++++ Task data ++++

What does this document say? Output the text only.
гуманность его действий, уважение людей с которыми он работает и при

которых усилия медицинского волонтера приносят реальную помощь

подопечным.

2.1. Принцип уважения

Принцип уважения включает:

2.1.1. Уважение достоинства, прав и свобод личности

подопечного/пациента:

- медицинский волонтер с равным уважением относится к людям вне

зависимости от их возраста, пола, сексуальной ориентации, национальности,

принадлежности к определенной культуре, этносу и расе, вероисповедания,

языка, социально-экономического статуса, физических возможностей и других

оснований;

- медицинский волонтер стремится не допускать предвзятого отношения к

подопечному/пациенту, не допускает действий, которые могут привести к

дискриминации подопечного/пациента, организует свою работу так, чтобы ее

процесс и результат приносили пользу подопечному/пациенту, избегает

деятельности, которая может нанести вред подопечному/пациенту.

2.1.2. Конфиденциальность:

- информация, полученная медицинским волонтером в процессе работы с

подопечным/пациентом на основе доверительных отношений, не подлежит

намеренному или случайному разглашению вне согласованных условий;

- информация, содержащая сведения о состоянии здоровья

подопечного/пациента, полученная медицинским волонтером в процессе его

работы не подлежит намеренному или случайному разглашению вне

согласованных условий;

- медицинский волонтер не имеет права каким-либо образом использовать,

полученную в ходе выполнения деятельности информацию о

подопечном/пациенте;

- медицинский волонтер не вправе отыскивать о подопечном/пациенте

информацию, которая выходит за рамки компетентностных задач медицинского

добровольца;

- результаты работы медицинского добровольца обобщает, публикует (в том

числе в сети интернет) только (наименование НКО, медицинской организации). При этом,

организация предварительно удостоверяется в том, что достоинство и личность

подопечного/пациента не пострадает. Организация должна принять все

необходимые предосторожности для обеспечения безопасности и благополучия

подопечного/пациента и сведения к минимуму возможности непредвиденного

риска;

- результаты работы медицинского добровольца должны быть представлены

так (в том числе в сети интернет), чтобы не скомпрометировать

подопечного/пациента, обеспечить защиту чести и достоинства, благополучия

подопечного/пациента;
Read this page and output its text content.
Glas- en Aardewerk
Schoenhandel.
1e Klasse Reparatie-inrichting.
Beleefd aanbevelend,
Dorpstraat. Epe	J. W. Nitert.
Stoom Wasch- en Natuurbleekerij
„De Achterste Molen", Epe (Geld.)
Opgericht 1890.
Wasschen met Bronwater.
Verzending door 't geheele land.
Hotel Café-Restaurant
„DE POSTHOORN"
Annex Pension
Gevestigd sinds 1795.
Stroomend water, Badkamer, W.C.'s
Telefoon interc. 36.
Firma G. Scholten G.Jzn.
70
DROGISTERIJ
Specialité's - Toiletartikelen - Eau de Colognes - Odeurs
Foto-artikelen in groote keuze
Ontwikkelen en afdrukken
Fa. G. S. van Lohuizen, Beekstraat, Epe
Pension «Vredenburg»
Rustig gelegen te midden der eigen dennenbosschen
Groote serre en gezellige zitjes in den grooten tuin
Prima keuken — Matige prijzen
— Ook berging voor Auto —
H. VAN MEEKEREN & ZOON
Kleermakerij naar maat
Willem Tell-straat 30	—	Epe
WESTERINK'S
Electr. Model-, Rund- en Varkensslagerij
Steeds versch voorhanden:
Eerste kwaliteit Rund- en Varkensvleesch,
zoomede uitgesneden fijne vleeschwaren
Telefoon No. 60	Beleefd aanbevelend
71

++++

* _Directions for this task_: Show every line from the listing above in which the string "aanbevelend" appears.

* _Solution to this task_:
Beleefd aanbevelend,
Telefoon No. 60	Beleefd aanbevelend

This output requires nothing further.